» **Task description**: The records below are to be quoted in full; please keep every word exact.

— Start Available records —

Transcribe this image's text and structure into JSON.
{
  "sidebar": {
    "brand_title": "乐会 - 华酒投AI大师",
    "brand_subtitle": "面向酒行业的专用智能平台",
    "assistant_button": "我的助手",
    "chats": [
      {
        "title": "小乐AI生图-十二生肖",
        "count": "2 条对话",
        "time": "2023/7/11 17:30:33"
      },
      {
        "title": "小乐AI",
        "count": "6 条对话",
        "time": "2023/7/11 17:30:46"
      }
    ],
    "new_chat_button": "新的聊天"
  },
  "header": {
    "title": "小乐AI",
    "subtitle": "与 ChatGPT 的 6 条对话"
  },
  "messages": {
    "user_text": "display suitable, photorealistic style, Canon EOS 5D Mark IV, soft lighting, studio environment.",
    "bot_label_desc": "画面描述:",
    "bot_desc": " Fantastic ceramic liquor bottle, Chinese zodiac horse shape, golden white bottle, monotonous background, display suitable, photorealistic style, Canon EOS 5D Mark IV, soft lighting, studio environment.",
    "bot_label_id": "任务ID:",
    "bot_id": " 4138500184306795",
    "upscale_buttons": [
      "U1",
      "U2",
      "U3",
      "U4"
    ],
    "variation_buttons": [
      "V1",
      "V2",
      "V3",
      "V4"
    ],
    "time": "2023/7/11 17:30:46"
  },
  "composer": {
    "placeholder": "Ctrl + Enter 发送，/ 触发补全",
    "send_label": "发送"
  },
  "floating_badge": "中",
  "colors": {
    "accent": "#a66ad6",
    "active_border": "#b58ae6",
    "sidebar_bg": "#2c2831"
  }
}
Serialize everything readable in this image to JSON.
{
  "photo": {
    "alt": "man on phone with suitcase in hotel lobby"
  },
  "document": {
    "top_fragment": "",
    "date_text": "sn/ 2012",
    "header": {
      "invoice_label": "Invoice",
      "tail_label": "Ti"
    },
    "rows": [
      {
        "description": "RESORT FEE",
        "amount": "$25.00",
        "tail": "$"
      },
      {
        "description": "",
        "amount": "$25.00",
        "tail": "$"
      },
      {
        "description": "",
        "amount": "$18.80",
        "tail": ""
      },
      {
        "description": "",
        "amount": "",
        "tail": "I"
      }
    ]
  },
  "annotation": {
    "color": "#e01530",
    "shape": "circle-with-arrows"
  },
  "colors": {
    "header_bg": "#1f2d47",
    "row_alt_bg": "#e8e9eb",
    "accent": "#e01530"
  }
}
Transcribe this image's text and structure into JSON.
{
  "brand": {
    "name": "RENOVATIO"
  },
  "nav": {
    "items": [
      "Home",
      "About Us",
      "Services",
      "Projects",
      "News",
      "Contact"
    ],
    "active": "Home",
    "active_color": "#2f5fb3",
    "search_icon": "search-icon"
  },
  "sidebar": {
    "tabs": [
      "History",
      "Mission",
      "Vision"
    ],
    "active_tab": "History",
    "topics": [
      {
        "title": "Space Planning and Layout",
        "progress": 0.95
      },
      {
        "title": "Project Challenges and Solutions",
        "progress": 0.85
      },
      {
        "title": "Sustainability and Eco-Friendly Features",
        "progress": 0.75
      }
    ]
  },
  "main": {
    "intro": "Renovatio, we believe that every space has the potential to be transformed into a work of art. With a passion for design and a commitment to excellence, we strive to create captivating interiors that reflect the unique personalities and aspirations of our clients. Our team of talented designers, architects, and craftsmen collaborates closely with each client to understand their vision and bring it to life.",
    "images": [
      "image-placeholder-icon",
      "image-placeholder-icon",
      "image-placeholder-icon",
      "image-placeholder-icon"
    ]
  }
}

— End Available records —

» **Expected answer**:
Transcribe this image's text and structure into JSON.
{
  "sidebar": {
    "brand_title": "乐会 - 华酒投AI大师",
    "brand_subtitle": "面向酒行业的专用智能平台",
    "assistant_button": "我的助手",
    "chats": [
      {
        "title": "小乐AI生图-十二生肖",
        "count": "2 条对话",
        "time": "2023/7/11 17:30:33"
      },
      {
        "title": "小乐AI",
        "count": "6 条对话",
        "time": "2023/7/11 17:30:46"
      }
    ],
    "new_chat_button": "新的聊天"
  },
  "header": {
    "title": "小乐AI",
    "subtitle": "与 ChatGPT 的 6 条对话"
  },
  "messages": {
    "user_text": "display suitable, photorealistic style, Canon EOS 5D Mark IV, soft lighting, studio environment.",
    "bot_label_desc": "画面描述:",
    "bot_desc": " Fantastic ceramic liquor bottle, Chinese zodiac horse shape, golden white bottle, monotonous background, display suitable, photorealistic style, Canon EOS 5D Mark IV, soft lighting, studio environment.",
    "bot_label_id": "任务ID:",
    "bot_id": " 4138500184306795",
    "upscale_buttons": [
      "U1",
      "U2",
      "U3",
      "U4"
    ],
    "variation_buttons": [
      "V1",
      "V2",
      "V3",
      "V4"
    ],
    "time": "2023/7/11 17:30:46"
  },
  "composer": {
    "placeholder": "Ctrl + Enter 发送，/ 触发补全",
    "send_label": "发送"
  },
  "floating_badge": "中",
  "colors": {
    "accent": "#a66ad6",
    "active_border": "#b58ae6",
    "sidebar_bg": "#2c2831"
  }
}
Serialize everything readable in this image to JSON.
{
  "photo": {
    "alt": "man on phone with suitcase in hotel lobby"
  },
  "document": {
    "top_fragment": "",
    "date_text": "sn/ 2012",
    "header": {
      "invoice_label": "Invoice",
      "tail_label": "Ti"
    },
    "rows": [
      {
        "description": "RESORT FEE",
        "amount": "$25.00",
        "tail": "$"
      },
      {
        "description": "",
        "amount": "$25.00",
        "tail": "$"
      },
      {
        "description": "",
        "amount": "$18.80",
        "tail": ""
      },
      {
        "description": "",
        "amount": "",
        "tail": "I"
      }
    ]
  },
  "annotation": {
    "color": "#e01530",
    "shape": "circle-with-arrows"
  },
  "colors": {
    "header_bg": "#1f2d47",
    "row_alt_bg": "#e8e9eb",
    "accent": "#e01530"
  }
}
Transcribe this image's text and structure into JSON.
{
  "brand": {
    "name": "RENOVATIO"
  },
  "nav": {
    "items": [
      "Home",
      "About Us",
      "Services",
      "Projects",
      "News",
      "Contact"
    ],
    "active": "Home",
    "active_color": "#2f5fb3",
    "search_icon": "search-icon"
  },
  "sidebar": {
    "tabs": [
      "History",
      "Mission",
      "Vision"
    ],
    "active_tab": "History",
    "topics": [
      {
        "title": "Space Planning and Layout",
        "progress": 0.95
      },
      {
        "title": "Project Challenges and Solutions",
        "progress": 0.85
      },
      {
        "title": "Sustainability and Eco-Friendly Features",
        "progress": 0.75
      }
    ]
  },
  "main": {
    "intro": "Renovatio, we believe that every space has the potential to be transformed into a work of art. With a passion for design and a commitment to excellence, we strive to create captivating interiors that reflect the unique personalities and aspirations of our clients. Our team of talented designers, architects, and craftsmen collaborates closely with each client to understand their vision and bring it to life.",
    "images": [
      "image-placeholder-icon",
      "image-placeholder-icon",
      "image-placeholder-icon",
      "image-placeholder-icon"
    ]
  }
}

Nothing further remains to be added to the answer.